- Your objective
Which lines hold the word "title"? Copy each of them.

## Start Input for this task

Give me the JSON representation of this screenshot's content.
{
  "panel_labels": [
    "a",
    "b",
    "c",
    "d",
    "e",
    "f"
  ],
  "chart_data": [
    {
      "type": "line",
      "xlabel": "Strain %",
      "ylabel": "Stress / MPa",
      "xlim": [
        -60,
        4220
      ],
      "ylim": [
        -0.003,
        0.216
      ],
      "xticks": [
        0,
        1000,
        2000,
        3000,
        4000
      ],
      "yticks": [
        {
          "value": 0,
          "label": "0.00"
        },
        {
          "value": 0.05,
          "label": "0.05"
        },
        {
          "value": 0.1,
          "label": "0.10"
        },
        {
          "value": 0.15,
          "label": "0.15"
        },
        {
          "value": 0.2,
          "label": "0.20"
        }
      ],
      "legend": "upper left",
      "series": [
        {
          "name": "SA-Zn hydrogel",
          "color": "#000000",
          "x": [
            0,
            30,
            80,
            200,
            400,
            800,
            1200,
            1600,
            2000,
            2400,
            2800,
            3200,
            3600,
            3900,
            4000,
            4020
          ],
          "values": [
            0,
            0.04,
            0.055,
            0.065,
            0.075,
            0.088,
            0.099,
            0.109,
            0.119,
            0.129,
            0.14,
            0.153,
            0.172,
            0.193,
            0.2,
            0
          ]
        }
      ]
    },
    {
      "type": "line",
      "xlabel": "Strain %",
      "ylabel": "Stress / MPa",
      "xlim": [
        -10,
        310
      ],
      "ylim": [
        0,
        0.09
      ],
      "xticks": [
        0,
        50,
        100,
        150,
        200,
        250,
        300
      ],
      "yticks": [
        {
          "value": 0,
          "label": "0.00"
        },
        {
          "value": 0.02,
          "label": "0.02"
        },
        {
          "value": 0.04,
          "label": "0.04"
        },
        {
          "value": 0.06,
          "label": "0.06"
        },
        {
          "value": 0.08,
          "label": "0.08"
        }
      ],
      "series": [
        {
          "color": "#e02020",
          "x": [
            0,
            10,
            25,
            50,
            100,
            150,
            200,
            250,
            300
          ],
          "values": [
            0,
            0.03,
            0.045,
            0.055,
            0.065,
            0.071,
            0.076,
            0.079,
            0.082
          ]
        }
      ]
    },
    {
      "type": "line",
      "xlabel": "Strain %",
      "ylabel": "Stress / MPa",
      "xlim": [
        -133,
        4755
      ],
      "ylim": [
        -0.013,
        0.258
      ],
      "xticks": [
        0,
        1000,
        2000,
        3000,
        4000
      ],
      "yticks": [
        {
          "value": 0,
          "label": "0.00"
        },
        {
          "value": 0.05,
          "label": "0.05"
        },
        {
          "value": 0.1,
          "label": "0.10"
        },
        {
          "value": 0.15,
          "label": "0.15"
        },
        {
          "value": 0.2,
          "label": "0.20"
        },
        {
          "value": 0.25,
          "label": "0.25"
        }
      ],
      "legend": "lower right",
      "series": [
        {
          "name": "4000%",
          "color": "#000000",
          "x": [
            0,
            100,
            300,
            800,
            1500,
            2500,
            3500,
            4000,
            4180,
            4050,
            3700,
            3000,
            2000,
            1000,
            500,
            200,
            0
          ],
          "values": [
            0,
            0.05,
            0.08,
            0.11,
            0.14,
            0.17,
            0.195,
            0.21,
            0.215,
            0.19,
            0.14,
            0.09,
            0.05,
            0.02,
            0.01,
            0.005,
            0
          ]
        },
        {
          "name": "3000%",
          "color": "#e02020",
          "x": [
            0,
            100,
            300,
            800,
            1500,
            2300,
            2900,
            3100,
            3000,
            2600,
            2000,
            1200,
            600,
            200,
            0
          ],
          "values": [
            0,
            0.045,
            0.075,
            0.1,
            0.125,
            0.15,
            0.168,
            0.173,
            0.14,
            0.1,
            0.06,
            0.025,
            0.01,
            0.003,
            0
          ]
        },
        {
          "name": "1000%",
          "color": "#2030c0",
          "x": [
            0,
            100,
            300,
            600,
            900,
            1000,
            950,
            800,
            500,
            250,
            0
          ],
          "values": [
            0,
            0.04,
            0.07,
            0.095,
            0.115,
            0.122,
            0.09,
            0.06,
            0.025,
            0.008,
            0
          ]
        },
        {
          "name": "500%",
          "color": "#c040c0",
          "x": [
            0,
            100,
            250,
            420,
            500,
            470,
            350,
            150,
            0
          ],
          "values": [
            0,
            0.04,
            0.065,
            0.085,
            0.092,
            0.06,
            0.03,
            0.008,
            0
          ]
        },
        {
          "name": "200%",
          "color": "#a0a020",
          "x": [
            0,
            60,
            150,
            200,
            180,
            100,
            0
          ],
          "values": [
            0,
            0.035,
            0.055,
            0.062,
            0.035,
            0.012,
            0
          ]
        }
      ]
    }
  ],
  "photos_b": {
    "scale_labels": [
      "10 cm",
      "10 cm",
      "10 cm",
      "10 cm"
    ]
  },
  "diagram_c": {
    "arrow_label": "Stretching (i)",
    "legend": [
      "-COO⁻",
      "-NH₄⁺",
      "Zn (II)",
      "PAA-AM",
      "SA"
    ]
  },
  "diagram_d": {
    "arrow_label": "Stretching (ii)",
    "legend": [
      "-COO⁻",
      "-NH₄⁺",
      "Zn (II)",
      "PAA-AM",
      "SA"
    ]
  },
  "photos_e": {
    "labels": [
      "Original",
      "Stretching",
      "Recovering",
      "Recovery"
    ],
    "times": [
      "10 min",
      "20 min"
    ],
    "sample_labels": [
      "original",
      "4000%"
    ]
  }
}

## End Input for this task
## Start Input for this task

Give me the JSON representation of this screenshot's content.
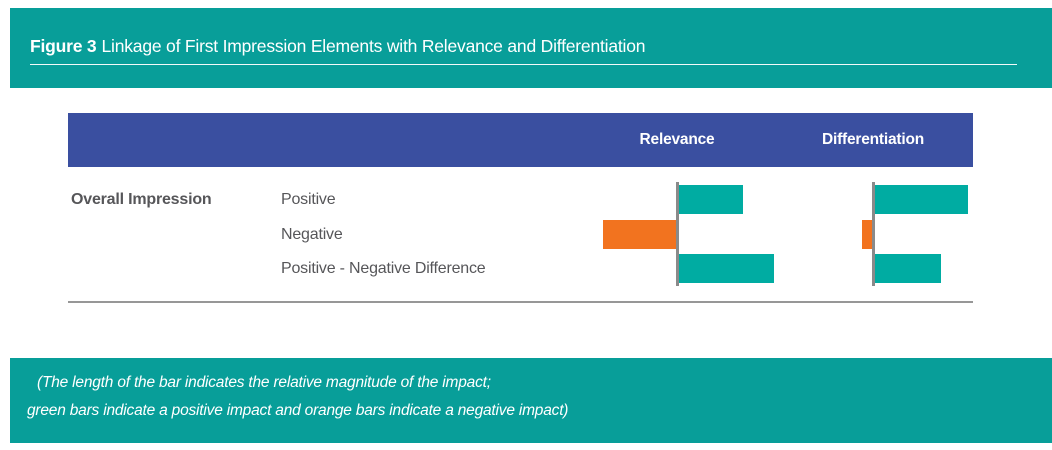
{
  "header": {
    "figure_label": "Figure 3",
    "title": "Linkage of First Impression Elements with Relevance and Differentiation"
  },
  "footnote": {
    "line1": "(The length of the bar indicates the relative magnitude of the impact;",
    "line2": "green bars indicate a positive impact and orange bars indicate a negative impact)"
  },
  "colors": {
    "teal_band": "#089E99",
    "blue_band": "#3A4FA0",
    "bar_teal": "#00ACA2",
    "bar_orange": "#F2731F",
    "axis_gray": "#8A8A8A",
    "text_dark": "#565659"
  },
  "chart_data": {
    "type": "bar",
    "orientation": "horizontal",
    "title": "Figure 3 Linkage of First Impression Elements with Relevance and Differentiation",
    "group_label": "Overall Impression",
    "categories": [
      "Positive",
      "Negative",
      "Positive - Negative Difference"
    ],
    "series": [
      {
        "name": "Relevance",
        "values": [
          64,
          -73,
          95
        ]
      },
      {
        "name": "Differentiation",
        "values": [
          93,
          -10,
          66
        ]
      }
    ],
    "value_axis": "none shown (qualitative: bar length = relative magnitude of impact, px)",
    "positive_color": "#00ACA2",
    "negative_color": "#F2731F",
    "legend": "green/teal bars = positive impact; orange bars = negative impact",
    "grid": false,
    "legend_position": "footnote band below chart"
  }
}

## End Input for this task
## Start Input for this task

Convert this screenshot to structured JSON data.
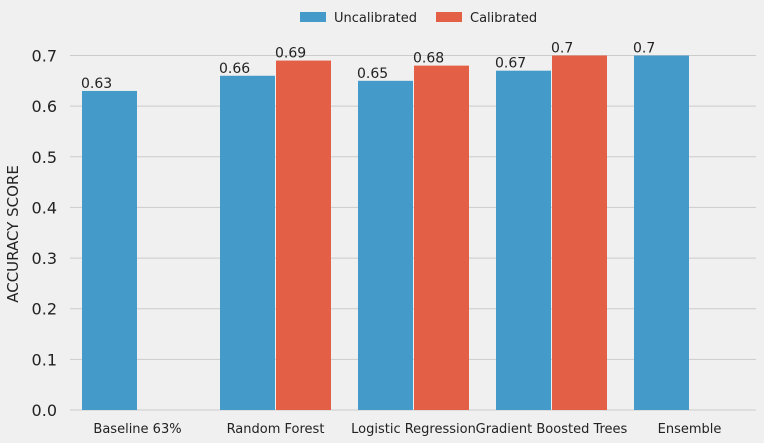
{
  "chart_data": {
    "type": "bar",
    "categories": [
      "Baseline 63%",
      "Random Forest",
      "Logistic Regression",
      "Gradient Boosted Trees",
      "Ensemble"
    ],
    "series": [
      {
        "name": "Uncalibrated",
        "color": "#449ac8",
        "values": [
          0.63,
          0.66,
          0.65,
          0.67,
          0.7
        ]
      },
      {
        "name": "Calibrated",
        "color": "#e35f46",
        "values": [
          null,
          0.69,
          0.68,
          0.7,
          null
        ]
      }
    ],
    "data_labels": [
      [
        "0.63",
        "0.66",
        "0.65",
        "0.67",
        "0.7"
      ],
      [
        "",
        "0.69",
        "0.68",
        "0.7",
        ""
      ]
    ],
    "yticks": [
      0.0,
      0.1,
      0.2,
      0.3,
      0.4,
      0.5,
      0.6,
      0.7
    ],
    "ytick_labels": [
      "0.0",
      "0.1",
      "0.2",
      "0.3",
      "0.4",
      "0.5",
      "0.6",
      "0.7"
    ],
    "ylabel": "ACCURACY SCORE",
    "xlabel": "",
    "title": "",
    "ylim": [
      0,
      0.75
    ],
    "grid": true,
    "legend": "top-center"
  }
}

## End Input for this task

- Complete response
    "title": "Linkage of First Impression Elements with Relevance and Differentiation"
    "title": "Figure 3 Linkage of First Impression Elements with Relevance and Differentiation",
    "title": "",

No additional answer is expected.